_Short exercise_
Extract the text of each entry below exactly, leaving every image behind.

_Stored dataset items_
___

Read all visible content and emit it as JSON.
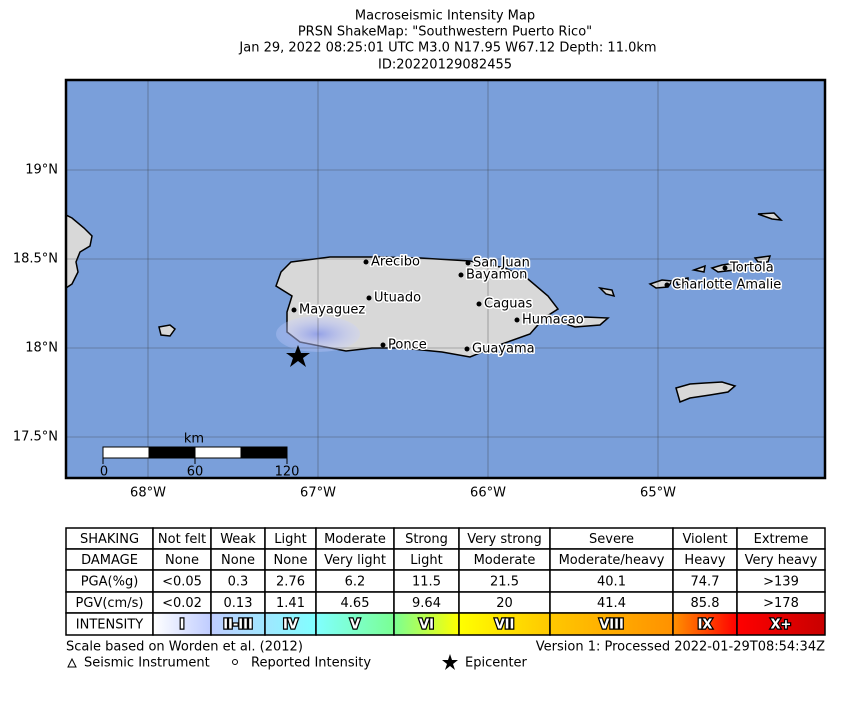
{
  "header": {
    "title": "Macroseismic Intensity Map",
    "subtitle": "PRSN ShakeMap: \"Southwestern Puerto Rico\"",
    "event": "Jan 29, 2022 08:25:01 UTC M3.0 N17.95 W67.12 Depth: 11.0km",
    "id": "ID:20220129082455"
  },
  "map": {
    "lat_labels": [
      "19°N",
      "18.5°N",
      "18°N",
      "17.5°N"
    ],
    "lon_labels": [
      "68°W",
      "67°W",
      "66°W",
      "65°W"
    ],
    "cities": [
      "Arecibo",
      "San Juan",
      "Bayamon",
      "Utuado",
      "Mayaguez",
      "Caguas",
      "Humacao",
      "Ponce",
      "Guayama",
      "Tortola",
      "Charlotte Amalie"
    ],
    "scale_bar": {
      "unit": "km",
      "labels": [
        "0",
        "60",
        "120"
      ]
    }
  },
  "table": {
    "rows": [
      [
        "SHAKING",
        "Not felt",
        "Weak",
        "Light",
        "Moderate",
        "Strong",
        "Very strong",
        "Severe",
        "Violent",
        "Extreme"
      ],
      [
        "DAMAGE",
        "None",
        "None",
        "None",
        "Very light",
        "Light",
        "Moderate",
        "Moderate/heavy",
        "Heavy",
        "Very heavy"
      ],
      [
        "PGA(%g)",
        "<0.05",
        "0.3",
        "2.76",
        "6.2",
        "11.5",
        "21.5",
        "40.1",
        "74.7",
        ">139"
      ],
      [
        "PGV(cm/s)",
        "<0.02",
        "0.13",
        "1.41",
        "4.65",
        "9.64",
        "20",
        "41.4",
        "85.8",
        ">178"
      ],
      [
        "INTENSITY",
        "I",
        "II-III",
        "IV",
        "V",
        "VI",
        "VII",
        "VIII",
        "IX",
        "X+"
      ]
    ]
  },
  "footer": {
    "scale_note": "Scale based on Worden et al. (2012)",
    "version": "Version 1: Processed 2022-01-29T08:54:34Z",
    "legend": [
      "Seismic Instrument",
      "Reported Intensity",
      "Epicenter"
    ]
  }
}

___

_Task output_
Read all visible content and emit it as JSON.
{
  "header": {
    "title": "Macroseismic Intensity Map",
    "subtitle": "PRSN ShakeMap: \"Southwestern Puerto Rico\"",
    "event": "Jan 29, 2022 08:25:01 UTC M3.0 N17.95 W67.12 Depth: 11.0km",
    "id": "ID:20220129082455"
  },
  "map": {
    "lat_labels": [
      "19°N",
      "18.5°N",
      "18°N",
      "17.5°N"
    ],
    "lon_labels": [
      "68°W",
      "67°W",
      "66°W",
      "65°W"
    ],
    "cities": [
      "Arecibo",
      "San Juan",
      "Bayamon",
      "Utuado",
      "Mayaguez",
      "Caguas",
      "Humacao",
      "Ponce",
      "Guayama",
      "Tortola",
      "Charlotte Amalie"
    ],
    "scale_bar": {
      "unit": "km",
      "labels": [
        "0",
        "60",
        "120"
      ]
    }
  },
  "table": {
    "rows": [
      [
        "SHAKING",
        "Not felt",
        "Weak",
        "Light",
        "Moderate",
        "Strong",
        "Very strong",
        "Severe",
        "Violent",
        "Extreme"
      ],
      [
        "DAMAGE",
        "None",
        "None",
        "None",
        "Very light",
        "Light",
        "Moderate",
        "Moderate/heavy",
        "Heavy",
        "Very heavy"
      ],
      [
        "PGA(%g)",
        "<0.05",
        "0.3",
        "2.76",
        "6.2",
        "11.5",
        "21.5",
        "40.1",
        "74.7",
        ">139"
      ],
      [
        "PGV(cm/s)",
        "<0.02",
        "0.13",
        "1.41",
        "4.65",
        "9.64",
        "20",
        "41.4",
        "85.8",
        ">178"
      ],
      [
        "INTENSITY",
        "I",
        "II-III",
        "IV",
        "V",
        "VI",
        "VII",
        "VIII",
        "IX",
        "X+"
      ]
    ]
  },
  "footer": {
    "scale_note": "Scale based on Worden et al. (2012)",
    "version": "Version 1: Processed 2022-01-29T08:54:34Z",
    "legend": [
      "Seismic Instrument",
      "Reported Intensity",
      "Epicenter"
    ]
  }
}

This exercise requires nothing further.